What is required
Gather up all lines that carry the word "name".

* BEGIN Dataset excerpts *

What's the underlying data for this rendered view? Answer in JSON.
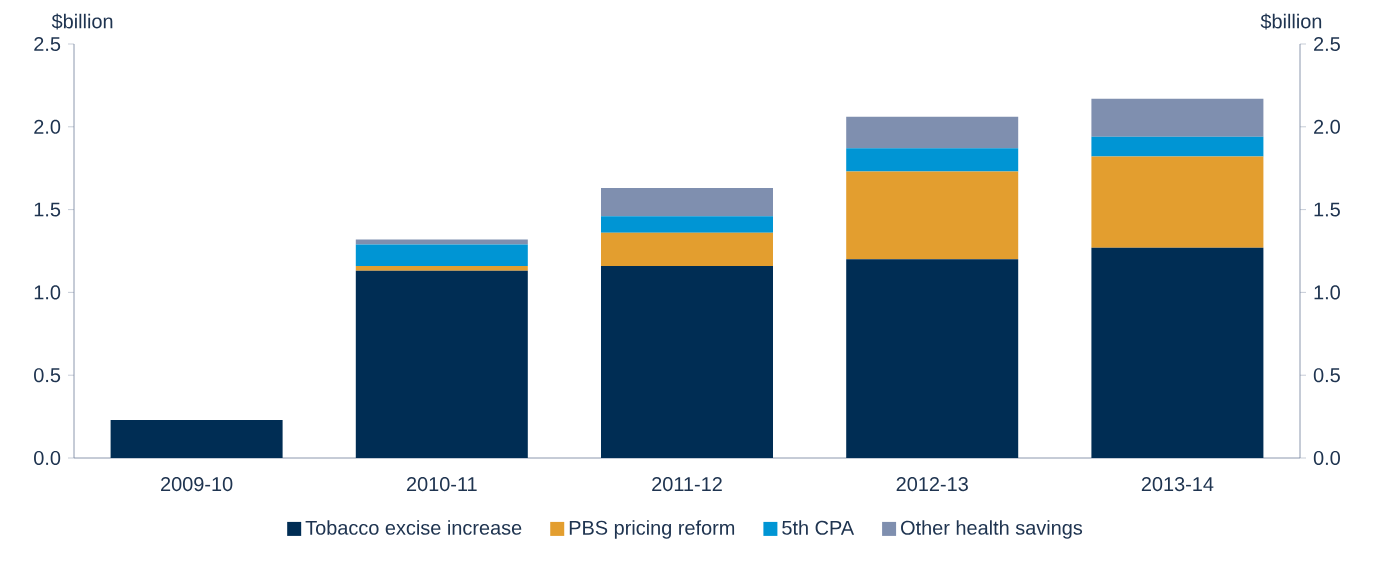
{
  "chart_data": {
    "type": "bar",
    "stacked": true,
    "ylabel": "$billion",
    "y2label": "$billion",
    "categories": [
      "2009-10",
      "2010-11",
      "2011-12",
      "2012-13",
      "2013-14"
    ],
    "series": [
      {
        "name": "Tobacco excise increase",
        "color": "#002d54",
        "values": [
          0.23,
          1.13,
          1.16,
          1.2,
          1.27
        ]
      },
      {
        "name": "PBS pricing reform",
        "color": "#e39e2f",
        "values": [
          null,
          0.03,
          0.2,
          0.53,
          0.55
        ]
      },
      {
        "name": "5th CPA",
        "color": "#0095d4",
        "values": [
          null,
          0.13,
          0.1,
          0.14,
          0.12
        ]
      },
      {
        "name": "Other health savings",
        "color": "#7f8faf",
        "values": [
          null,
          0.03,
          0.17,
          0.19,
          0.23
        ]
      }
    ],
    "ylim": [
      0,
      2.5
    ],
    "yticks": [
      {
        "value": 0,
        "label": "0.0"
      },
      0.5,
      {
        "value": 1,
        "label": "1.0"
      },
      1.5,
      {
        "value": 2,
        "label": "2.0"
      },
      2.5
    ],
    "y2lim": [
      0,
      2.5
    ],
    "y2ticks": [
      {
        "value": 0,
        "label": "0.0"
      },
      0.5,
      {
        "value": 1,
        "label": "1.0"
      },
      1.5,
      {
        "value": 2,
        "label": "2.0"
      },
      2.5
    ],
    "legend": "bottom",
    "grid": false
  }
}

* END Dataset excerpts *

Expected answer
        "name": "Tobacco excise increase",
        "name": "PBS pricing reform",
        "name": "5th CPA",
        "name": "Other health savings",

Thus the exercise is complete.